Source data
= = = = = = =

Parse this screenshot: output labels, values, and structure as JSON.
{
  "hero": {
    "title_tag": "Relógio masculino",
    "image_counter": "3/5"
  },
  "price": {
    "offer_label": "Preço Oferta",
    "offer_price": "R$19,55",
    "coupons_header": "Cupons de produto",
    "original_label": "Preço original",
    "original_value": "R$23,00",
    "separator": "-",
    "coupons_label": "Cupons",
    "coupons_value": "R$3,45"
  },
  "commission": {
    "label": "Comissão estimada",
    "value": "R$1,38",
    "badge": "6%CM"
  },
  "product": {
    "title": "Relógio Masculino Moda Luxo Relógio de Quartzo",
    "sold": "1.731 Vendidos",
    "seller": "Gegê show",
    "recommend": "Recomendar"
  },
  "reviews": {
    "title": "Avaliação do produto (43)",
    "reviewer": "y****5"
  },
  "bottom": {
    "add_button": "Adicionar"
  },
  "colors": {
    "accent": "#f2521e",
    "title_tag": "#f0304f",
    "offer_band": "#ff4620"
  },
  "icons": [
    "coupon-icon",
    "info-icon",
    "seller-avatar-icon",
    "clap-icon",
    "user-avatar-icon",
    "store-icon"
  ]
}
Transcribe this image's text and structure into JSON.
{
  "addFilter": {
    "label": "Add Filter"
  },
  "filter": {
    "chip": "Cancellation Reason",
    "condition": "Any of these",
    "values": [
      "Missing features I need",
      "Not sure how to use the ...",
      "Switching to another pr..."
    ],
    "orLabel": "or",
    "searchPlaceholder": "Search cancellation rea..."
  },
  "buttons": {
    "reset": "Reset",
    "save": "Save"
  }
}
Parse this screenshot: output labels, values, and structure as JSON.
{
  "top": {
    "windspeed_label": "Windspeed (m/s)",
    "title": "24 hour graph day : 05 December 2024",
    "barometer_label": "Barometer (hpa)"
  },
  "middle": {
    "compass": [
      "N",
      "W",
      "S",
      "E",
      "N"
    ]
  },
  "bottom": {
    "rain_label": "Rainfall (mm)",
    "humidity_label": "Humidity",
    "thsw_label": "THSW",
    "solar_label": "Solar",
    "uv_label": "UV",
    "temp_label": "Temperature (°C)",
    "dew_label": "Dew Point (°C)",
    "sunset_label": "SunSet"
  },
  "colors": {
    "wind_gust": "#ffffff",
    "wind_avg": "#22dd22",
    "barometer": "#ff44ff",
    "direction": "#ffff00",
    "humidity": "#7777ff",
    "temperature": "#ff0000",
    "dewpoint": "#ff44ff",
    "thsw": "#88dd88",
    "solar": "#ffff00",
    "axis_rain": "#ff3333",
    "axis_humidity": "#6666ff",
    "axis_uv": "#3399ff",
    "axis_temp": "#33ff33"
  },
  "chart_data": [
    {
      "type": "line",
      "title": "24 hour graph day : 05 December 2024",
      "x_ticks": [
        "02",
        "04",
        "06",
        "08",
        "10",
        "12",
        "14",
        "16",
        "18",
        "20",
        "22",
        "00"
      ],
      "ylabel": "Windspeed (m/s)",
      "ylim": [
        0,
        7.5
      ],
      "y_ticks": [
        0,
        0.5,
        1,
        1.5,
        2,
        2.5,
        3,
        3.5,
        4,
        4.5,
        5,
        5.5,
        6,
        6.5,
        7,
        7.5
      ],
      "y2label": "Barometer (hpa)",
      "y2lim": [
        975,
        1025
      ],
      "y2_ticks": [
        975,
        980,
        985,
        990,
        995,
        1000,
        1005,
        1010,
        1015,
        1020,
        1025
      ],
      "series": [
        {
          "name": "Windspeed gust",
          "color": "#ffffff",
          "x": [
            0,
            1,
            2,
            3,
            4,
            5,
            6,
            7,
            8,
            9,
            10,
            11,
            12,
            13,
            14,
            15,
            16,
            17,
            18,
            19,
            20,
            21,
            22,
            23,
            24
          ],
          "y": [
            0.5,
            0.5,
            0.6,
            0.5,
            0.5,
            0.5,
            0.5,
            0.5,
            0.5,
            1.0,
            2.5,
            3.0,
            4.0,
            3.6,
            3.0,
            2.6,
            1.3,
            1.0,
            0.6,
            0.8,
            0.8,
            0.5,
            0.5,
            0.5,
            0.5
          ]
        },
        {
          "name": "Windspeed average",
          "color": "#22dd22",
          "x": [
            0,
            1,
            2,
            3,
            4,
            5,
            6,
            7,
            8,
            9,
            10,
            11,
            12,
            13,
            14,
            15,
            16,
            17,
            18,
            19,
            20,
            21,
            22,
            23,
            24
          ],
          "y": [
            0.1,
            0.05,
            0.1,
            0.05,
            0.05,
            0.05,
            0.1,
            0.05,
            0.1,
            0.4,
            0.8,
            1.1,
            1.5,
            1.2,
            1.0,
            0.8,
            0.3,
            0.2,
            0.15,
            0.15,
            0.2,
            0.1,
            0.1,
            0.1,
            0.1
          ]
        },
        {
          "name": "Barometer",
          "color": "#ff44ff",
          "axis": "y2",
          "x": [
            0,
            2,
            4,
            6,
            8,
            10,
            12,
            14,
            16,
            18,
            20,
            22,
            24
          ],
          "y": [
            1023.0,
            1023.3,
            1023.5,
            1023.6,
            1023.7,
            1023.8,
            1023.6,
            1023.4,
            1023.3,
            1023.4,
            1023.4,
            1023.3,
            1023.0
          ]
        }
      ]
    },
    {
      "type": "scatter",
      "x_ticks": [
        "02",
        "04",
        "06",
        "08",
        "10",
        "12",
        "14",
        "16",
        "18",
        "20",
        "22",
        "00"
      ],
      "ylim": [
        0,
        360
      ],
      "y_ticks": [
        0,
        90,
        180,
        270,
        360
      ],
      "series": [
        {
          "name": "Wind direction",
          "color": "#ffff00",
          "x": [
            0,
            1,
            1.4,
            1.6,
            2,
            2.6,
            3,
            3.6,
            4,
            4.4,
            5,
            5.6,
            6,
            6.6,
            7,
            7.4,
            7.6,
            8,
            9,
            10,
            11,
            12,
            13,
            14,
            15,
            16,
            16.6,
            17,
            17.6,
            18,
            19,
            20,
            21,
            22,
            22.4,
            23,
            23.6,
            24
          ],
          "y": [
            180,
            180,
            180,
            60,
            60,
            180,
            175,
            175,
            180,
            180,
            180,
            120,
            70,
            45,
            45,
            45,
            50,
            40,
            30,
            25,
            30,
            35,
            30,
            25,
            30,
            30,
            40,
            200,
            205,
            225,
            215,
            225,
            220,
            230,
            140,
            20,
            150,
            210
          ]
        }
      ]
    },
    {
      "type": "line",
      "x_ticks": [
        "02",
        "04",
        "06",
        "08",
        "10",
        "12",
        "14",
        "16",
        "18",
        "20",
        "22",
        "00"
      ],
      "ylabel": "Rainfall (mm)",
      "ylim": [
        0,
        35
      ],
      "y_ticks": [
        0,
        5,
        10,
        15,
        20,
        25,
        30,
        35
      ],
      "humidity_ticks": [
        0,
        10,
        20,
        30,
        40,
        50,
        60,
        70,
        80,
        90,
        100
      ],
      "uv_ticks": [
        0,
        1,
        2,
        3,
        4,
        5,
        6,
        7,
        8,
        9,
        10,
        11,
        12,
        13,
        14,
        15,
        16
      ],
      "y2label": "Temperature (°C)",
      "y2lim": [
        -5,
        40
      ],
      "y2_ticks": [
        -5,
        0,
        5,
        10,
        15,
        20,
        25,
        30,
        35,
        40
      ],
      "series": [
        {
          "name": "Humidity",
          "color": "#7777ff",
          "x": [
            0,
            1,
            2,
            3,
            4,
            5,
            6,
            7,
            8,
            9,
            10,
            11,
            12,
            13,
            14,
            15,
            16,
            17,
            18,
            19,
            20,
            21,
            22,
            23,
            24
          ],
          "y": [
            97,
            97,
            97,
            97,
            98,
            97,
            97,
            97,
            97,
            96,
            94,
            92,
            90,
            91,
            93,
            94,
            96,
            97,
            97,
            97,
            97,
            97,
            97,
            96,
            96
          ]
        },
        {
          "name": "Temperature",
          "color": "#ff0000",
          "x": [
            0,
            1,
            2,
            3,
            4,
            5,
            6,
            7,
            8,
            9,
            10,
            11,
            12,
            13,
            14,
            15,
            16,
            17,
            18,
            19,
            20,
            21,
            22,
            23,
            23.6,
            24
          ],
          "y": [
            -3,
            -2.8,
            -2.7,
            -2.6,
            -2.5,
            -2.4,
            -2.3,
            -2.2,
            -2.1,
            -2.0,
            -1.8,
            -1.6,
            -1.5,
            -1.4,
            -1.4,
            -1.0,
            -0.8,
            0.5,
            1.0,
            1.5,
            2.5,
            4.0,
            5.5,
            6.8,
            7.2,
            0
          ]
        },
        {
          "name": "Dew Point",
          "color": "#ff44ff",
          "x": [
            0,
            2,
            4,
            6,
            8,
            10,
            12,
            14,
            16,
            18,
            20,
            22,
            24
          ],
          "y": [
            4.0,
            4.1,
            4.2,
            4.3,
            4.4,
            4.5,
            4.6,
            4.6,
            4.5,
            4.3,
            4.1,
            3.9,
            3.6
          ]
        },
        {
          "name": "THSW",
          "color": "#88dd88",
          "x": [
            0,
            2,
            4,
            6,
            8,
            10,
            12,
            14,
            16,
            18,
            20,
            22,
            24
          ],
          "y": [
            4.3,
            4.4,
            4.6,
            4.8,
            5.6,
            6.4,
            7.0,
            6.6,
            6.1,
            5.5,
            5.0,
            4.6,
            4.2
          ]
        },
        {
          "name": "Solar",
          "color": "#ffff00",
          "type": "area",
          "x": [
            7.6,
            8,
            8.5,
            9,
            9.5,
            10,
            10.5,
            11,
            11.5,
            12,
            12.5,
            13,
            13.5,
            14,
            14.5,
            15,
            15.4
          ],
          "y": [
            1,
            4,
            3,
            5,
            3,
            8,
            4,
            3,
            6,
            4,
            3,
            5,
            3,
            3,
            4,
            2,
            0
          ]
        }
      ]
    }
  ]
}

= = = = = = =

● **Task statement**
Return every line containing "produto".

● **Solved exercise**
    "coupons_header": "Cupons de produto",
    "title": "Avaliação do produto (43)",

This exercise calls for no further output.